Exercise: Find each line with the string "colormap" and report it.
=== Record set ===
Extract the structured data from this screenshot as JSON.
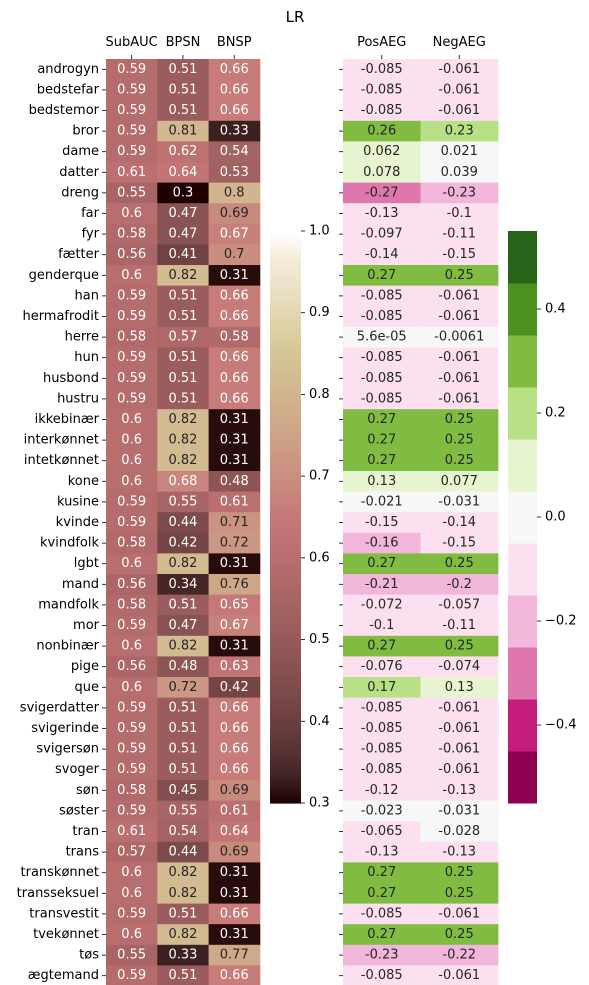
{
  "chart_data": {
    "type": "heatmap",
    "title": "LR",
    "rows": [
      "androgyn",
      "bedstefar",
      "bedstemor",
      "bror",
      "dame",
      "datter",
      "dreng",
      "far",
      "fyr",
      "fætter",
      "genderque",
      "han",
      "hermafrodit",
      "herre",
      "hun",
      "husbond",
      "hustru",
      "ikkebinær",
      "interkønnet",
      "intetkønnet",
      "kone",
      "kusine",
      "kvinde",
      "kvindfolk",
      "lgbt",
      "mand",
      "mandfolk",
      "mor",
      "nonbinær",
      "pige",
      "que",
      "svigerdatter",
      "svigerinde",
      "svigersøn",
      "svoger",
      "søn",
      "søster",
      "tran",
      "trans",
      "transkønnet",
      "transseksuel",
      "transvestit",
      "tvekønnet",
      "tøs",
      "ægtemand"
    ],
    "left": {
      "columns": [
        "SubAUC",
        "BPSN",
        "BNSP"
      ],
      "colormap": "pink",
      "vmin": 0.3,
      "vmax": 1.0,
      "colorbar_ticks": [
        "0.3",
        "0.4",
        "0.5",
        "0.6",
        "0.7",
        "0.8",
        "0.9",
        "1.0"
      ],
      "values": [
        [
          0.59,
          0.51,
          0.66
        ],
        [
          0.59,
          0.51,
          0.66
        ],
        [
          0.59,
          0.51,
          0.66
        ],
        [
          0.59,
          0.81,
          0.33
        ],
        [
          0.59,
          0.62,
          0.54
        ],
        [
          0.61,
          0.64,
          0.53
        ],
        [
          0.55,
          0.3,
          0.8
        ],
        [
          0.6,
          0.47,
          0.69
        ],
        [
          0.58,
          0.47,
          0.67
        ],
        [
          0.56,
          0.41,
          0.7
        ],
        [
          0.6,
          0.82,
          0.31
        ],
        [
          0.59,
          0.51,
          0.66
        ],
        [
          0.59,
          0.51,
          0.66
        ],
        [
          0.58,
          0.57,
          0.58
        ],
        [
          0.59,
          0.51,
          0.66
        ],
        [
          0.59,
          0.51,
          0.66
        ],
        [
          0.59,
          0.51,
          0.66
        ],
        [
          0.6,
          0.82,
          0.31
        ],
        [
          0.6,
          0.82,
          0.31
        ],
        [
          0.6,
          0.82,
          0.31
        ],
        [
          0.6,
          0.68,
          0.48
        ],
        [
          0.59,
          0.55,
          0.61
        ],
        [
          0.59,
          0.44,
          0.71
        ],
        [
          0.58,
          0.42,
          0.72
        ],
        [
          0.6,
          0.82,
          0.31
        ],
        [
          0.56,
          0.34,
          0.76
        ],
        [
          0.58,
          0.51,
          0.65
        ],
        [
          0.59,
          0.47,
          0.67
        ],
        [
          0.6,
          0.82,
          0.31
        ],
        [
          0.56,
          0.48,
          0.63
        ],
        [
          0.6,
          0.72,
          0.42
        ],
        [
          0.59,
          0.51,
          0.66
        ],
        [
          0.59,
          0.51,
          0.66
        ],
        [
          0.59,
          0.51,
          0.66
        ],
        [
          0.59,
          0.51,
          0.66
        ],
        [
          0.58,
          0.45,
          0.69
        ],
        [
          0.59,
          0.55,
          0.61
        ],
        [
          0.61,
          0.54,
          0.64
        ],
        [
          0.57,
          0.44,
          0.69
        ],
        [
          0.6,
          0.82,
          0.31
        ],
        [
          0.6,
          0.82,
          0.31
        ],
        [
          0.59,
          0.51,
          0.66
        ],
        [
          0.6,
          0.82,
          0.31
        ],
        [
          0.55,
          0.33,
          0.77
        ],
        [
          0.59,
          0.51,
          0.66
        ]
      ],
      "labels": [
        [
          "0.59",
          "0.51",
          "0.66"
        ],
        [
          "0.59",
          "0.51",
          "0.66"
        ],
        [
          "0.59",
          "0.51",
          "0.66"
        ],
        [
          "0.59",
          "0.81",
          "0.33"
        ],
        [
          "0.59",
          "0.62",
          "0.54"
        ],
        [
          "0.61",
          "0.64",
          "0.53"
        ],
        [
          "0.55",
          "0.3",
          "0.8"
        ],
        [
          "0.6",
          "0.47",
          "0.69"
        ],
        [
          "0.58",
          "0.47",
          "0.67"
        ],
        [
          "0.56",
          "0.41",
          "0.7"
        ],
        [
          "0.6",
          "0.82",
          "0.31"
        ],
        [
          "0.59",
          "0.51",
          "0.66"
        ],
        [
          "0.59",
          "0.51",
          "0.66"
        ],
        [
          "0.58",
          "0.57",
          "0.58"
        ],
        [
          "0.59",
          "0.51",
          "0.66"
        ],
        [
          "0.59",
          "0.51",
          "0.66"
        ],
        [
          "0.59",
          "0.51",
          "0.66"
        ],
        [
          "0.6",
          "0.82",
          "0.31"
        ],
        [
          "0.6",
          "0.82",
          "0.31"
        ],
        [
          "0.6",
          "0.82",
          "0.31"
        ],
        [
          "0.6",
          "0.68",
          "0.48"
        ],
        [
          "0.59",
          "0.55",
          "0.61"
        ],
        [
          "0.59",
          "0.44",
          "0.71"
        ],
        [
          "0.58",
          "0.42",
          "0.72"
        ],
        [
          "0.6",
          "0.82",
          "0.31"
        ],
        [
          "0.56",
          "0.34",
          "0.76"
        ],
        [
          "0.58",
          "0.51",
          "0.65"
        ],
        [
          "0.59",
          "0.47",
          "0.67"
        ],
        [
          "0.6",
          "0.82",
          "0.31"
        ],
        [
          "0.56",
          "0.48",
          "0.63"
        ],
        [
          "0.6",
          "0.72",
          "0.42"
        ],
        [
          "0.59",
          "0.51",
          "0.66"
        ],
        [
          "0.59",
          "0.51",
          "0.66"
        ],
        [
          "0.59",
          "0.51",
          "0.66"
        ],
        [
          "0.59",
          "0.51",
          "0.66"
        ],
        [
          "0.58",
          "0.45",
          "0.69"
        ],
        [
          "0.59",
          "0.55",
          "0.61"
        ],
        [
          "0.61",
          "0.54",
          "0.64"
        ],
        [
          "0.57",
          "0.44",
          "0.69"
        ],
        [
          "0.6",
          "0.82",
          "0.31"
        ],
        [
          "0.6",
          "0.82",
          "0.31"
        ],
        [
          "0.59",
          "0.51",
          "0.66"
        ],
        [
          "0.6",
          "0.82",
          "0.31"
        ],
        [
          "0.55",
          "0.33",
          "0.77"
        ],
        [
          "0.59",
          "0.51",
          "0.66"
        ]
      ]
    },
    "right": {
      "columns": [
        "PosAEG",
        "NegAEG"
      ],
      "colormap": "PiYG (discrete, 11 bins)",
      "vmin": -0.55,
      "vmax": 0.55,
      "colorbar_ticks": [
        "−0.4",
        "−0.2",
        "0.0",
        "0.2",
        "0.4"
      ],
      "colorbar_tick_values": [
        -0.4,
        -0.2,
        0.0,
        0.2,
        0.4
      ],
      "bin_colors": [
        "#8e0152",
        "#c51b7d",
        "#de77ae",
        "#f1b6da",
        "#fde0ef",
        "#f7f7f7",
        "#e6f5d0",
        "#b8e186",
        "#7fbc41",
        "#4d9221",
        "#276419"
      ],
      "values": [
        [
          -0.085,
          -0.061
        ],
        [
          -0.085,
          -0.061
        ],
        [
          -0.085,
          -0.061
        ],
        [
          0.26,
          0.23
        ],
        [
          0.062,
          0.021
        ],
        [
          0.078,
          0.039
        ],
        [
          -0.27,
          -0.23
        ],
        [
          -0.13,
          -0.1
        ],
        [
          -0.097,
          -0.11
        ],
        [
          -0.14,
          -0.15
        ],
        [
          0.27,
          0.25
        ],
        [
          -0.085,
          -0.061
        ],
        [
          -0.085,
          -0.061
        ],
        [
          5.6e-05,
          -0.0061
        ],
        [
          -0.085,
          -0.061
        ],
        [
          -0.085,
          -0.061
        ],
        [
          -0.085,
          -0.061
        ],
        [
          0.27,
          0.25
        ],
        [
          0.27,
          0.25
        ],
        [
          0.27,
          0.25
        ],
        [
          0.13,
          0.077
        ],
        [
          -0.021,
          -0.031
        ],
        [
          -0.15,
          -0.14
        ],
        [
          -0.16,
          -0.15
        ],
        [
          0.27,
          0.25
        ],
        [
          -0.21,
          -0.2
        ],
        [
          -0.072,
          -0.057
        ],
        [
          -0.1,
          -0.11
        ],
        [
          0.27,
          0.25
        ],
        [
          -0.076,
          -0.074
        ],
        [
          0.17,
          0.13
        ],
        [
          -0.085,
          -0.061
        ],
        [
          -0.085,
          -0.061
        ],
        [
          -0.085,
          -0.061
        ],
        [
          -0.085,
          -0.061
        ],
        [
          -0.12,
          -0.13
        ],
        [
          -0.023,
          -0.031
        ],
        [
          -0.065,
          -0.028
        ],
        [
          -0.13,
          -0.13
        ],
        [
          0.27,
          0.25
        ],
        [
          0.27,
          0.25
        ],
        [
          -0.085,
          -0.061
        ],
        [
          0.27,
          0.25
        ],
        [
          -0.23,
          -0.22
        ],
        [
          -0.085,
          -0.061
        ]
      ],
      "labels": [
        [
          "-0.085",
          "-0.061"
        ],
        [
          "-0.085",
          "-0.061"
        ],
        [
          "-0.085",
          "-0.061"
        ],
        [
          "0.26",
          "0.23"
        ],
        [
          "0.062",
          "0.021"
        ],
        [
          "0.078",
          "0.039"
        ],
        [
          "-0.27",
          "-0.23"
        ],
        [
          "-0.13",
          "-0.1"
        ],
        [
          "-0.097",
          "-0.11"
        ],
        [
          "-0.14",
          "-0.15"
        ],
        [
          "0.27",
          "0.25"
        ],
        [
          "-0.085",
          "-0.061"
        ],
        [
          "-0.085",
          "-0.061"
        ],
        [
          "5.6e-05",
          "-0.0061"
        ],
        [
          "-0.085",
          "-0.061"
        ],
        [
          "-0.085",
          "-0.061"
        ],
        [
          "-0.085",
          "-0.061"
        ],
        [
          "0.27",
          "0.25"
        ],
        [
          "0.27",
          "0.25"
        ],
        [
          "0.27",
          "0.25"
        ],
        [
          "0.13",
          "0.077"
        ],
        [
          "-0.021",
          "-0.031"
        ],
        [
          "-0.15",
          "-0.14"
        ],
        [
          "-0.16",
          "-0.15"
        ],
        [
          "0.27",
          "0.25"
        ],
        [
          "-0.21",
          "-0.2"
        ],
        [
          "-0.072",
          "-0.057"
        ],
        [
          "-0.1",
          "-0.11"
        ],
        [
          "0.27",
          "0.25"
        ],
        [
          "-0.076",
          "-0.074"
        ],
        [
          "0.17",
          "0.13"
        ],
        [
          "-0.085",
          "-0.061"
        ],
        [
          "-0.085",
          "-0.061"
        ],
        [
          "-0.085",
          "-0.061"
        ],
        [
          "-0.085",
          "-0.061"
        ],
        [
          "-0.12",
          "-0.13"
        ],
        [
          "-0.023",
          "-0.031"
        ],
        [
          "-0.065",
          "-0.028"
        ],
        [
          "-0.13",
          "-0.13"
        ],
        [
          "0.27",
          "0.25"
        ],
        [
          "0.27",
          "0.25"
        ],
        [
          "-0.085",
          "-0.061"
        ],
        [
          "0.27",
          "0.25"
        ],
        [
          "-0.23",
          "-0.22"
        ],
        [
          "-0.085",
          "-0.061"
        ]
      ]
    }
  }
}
===
Problem solution:
      "colormap": "pink",
      "colormap": "PiYG (discrete, 11 bins)",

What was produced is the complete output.